>> start MATERIAL PROVIDED
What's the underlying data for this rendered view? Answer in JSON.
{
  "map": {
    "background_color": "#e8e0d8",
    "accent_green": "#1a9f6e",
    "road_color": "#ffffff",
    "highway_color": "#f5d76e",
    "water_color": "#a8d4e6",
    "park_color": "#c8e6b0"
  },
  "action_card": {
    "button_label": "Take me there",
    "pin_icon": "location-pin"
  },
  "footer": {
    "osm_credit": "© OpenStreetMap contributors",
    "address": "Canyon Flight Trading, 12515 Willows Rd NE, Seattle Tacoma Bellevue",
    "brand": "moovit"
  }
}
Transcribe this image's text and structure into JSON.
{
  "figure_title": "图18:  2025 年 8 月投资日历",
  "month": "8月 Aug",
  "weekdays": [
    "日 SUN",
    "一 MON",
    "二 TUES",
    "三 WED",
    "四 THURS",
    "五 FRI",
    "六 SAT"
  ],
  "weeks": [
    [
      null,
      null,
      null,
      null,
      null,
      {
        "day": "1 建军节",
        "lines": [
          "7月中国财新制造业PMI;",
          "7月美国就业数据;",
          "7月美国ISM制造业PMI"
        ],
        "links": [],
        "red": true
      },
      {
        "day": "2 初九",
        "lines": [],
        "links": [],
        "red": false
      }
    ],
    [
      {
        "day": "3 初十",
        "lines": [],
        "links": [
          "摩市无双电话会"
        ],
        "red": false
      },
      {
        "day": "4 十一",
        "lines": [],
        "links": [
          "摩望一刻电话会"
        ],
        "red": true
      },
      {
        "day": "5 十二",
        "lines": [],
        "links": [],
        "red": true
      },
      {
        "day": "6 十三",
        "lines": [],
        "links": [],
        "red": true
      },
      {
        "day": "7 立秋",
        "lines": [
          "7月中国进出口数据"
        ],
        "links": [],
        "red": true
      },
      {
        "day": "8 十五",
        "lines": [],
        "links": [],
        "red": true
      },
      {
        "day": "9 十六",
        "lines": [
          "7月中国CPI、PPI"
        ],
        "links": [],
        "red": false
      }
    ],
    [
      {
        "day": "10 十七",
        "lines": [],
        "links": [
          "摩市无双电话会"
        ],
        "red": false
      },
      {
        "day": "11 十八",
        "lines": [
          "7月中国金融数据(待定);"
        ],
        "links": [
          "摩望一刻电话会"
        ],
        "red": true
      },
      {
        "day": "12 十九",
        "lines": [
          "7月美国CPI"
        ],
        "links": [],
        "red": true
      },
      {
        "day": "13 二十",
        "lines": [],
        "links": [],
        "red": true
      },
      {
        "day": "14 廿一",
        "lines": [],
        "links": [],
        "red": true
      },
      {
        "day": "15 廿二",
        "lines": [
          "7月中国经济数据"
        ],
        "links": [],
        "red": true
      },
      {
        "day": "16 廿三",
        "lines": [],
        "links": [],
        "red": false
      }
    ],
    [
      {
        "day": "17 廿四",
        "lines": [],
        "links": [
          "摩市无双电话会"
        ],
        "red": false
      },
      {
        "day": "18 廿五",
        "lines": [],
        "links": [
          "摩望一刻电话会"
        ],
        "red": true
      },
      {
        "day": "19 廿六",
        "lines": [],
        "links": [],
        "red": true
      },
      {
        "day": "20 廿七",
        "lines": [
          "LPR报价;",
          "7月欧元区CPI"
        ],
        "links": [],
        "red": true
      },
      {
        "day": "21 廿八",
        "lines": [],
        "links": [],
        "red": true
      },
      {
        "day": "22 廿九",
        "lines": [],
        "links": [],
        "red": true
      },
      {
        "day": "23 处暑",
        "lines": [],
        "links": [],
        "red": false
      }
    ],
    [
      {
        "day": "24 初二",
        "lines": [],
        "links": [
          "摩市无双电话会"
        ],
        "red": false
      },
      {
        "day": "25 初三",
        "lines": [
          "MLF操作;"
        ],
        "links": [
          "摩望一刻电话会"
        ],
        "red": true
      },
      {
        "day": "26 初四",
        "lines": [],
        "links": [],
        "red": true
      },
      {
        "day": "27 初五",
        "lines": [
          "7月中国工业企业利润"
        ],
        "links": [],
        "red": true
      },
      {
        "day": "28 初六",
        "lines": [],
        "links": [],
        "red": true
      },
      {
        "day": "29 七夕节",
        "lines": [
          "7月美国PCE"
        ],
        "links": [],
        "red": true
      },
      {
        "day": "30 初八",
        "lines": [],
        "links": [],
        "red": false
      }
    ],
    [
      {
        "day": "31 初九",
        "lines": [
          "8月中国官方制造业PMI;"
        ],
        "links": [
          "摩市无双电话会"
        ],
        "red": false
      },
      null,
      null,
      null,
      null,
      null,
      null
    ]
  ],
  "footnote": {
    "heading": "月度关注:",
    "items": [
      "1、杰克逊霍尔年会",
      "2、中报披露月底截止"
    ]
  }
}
>> end MATERIAL PROVIDED
GOAL OF THE EXERCISE =
Give only the number of lines in the data that include the string "JSON".

ANSWER FOR THE TASK =
2